THE TASK =>
Output all of the records exactly as written.

======== DATA SHOWN ========

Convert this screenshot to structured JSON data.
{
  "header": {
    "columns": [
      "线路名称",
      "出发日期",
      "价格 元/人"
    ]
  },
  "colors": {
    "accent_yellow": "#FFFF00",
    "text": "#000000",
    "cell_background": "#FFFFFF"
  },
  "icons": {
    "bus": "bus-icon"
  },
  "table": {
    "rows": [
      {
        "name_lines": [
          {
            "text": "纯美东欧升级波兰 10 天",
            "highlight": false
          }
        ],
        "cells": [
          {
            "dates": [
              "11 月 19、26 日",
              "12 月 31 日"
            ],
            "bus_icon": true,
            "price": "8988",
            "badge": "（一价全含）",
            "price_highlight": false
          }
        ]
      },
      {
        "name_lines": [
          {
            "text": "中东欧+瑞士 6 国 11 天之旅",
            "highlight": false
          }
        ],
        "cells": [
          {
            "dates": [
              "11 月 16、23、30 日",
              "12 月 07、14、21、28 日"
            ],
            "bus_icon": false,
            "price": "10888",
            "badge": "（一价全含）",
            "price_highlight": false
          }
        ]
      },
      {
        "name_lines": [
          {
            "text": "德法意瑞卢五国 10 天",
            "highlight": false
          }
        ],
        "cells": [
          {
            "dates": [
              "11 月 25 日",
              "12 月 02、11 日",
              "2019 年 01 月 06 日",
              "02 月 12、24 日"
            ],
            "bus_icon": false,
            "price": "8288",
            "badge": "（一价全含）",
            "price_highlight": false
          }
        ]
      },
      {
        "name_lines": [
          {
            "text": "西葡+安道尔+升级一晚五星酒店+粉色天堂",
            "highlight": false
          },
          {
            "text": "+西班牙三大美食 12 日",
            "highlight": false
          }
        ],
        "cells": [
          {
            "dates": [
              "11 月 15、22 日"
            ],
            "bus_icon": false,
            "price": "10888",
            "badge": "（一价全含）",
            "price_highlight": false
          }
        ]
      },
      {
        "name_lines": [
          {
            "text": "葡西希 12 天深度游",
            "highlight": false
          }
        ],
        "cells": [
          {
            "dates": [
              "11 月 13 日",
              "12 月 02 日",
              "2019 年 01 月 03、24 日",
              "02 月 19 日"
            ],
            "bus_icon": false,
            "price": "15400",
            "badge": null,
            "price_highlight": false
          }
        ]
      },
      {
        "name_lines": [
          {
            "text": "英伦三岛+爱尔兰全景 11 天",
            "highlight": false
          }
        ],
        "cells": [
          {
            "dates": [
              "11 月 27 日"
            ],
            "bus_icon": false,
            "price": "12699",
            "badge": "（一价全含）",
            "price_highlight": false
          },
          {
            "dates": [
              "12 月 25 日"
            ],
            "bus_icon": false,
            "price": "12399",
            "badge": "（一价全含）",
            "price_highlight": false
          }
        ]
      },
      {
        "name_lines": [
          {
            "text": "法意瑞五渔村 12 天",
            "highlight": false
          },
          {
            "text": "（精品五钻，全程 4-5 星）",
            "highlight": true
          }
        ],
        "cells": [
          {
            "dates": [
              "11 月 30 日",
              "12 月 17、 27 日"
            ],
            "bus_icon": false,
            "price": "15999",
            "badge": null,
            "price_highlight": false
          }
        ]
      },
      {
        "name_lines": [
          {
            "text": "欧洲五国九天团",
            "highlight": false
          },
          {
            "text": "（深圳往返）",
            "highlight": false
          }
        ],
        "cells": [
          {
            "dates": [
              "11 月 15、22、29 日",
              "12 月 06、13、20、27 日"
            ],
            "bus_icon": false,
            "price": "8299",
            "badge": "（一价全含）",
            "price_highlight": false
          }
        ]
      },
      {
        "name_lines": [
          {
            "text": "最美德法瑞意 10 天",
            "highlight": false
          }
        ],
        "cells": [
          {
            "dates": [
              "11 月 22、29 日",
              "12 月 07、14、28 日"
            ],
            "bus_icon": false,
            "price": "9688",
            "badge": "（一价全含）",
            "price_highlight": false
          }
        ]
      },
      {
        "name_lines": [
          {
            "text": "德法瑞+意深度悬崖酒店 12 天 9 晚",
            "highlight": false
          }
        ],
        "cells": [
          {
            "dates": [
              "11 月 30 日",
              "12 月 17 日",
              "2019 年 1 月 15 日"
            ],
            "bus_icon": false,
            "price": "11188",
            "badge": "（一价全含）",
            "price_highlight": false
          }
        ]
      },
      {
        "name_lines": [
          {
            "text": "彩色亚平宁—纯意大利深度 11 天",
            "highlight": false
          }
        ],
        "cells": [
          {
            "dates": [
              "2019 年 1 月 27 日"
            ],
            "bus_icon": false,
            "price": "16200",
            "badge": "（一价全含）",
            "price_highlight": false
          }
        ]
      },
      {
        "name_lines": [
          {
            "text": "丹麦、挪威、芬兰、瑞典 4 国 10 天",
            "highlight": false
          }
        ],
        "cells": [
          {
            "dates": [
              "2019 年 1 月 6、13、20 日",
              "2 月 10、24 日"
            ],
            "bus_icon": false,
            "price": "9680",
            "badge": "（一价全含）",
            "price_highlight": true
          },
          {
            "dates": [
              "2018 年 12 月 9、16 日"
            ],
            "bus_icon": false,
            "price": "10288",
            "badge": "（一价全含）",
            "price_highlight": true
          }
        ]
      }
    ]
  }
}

========

FINAL RESULT =>
Convert this screenshot to structured JSON data.
{
  "header": {
    "columns": [
      "线路名称",
      "出发日期",
      "价格 元/人"
    ]
  },
  "colors": {
    "accent_yellow": "#FFFF00",
    "text": "#000000",
    "cell_background": "#FFFFFF"
  },
  "icons": {
    "bus": "bus-icon"
  },
  "table": {
    "rows": [
      {
        "name_lines": [
          {
            "text": "纯美东欧升级波兰 10 天",
            "highlight": false
          }
        ],
        "cells": [
          {
            "dates": [
              "11 月 19、26 日",
              "12 月 31 日"
            ],
            "bus_icon": true,
            "price": "8988",
            "badge": "（一价全含）",
            "price_highlight": false
          }
        ]
      },
      {
        "name_lines": [
          {
            "text": "中东欧+瑞士 6 国 11 天之旅",
            "highlight": false
          }
        ],
        "cells": [
          {
            "dates": [
              "11 月 16、23、30 日",
              "12 月 07、14、21、28 日"
            ],
            "bus_icon": false,
            "price": "10888",
            "badge": "（一价全含）",
            "price_highlight": false
          }
        ]
      },
      {
        "name_lines": [
          {
            "text": "德法意瑞卢五国 10 天",
            "highlight": false
          }
        ],
        "cells": [
          {
            "dates": [
              "11 月 25 日",
              "12 月 02、11 日",
              "2019 年 01 月 06 日",
              "02 月 12、24 日"
            ],
            "bus_icon": false,
            "price": "8288",
            "badge": "（一价全含）",
            "price_highlight": false
          }
        ]
      },
      {
        "name_lines": [
          {
            "text": "西葡+安道尔+升级一晚五星酒店+粉色天堂",
            "highlight": false
          },
          {
            "text": "+西班牙三大美食 12 日",
            "highlight": false
          }
        ],
        "cells": [
          {
            "dates": [
              "11 月 15、22 日"
            ],
            "bus_icon": false,
            "price": "10888",
            "badge": "（一价全含）",
            "price_highlight": false
          }
        ]
      },
      {
        "name_lines": [
          {
            "text": "葡西希 12 天深度游",
            "highlight": false
          }
        ],
        "cells": [
          {
            "dates": [
              "11 月 13 日",
              "12 月 02 日",
              "2019 年 01 月 03、24 日",
              "02 月 19 日"
            ],
            "bus_icon": false,
            "price": "15400",
            "badge": null,
            "price_highlight": false
          }
        ]
      },
      {
        "name_lines": [
          {
            "text": "英伦三岛+爱尔兰全景 11 天",
            "highlight": false
          }
        ],
        "cells": [
          {
            "dates": [
              "11 月 27 日"
            ],
            "bus_icon": false,
            "price": "12699",
            "badge": "（一价全含）",
            "price_highlight": false
          },
          {
            "dates": [
              "12 月 25 日"
            ],
            "bus_icon": false,
            "price": "12399",
            "badge": "（一价全含）",
            "price_highlight": false
          }
        ]
      },
      {
        "name_lines": [
          {
            "text": "法意瑞五渔村 12 天",
            "highlight": false
          },
          {
            "text": "（精品五钻，全程 4-5 星）",
            "highlight": true
          }
        ],
        "cells": [
          {
            "dates": [
              "11 月 30 日",
              "12 月 17、 27 日"
            ],
            "bus_icon": false,
            "price": "15999",
            "badge": null,
            "price_highlight": false
          }
        ]
      },
      {
        "name_lines": [
          {
            "text": "欧洲五国九天团",
            "highlight": false
          },
          {
            "text": "（深圳往返）",
            "highlight": false
          }
        ],
        "cells": [
          {
            "dates": [
              "11 月 15、22、29 日",
              "12 月 06、13、20、27 日"
            ],
            "bus_icon": false,
            "price": "8299",
            "badge": "（一价全含）",
            "price_highlight": false
          }
        ]
      },
      {
        "name_lines": [
          {
            "text": "最美德法瑞意 10 天",
            "highlight": false
          }
        ],
        "cells": [
          {
            "dates": [
              "11 月 22、29 日",
              "12 月 07、14、28 日"
            ],
            "bus_icon": false,
            "price": "9688",
            "badge": "（一价全含）",
            "price_highlight": false
          }
        ]
      },
      {
        "name_lines": [
          {
            "text": "德法瑞+意深度悬崖酒店 12 天 9 晚",
            "highlight": false
          }
        ],
        "cells": [
          {
            "dates": [
              "11 月 30 日",
              "12 月 17 日",
              "2019 年 1 月 15 日"
            ],
            "bus_icon": false,
            "price": "11188",
            "badge": "（一价全含）",
            "price_highlight": false
          }
        ]
      },
      {
        "name_lines": [
          {
            "text": "彩色亚平宁—纯意大利深度 11 天",
            "highlight": false
          }
        ],
        "cells": [
          {
            "dates": [
              "2019 年 1 月 27 日"
            ],
            "bus_icon": false,
            "price": "16200",
            "badge": "（一价全含）",
            "price_highlight": false
          }
        ]
      },
      {
        "name_lines": [
          {
            "text": "丹麦、挪威、芬兰、瑞典 4 国 10 天",
            "highlight": false
          }
        ],
        "cells": [
          {
            "dates": [
              "2019 年 1 月 6、13、20 日",
              "2 月 10、24 日"
            ],
            "bus_icon": false,
            "price": "9680",
            "badge": "（一价全含）",
            "price_highlight": true
          },
          {
            "dates": [
              "2018 年 12 月 9、16 日"
            ],
            "bus_icon": false,
            "price": "10288",
            "badge": "（一价全含）",
            "price_highlight": true
          }
        ]
      }
    ]
  }
}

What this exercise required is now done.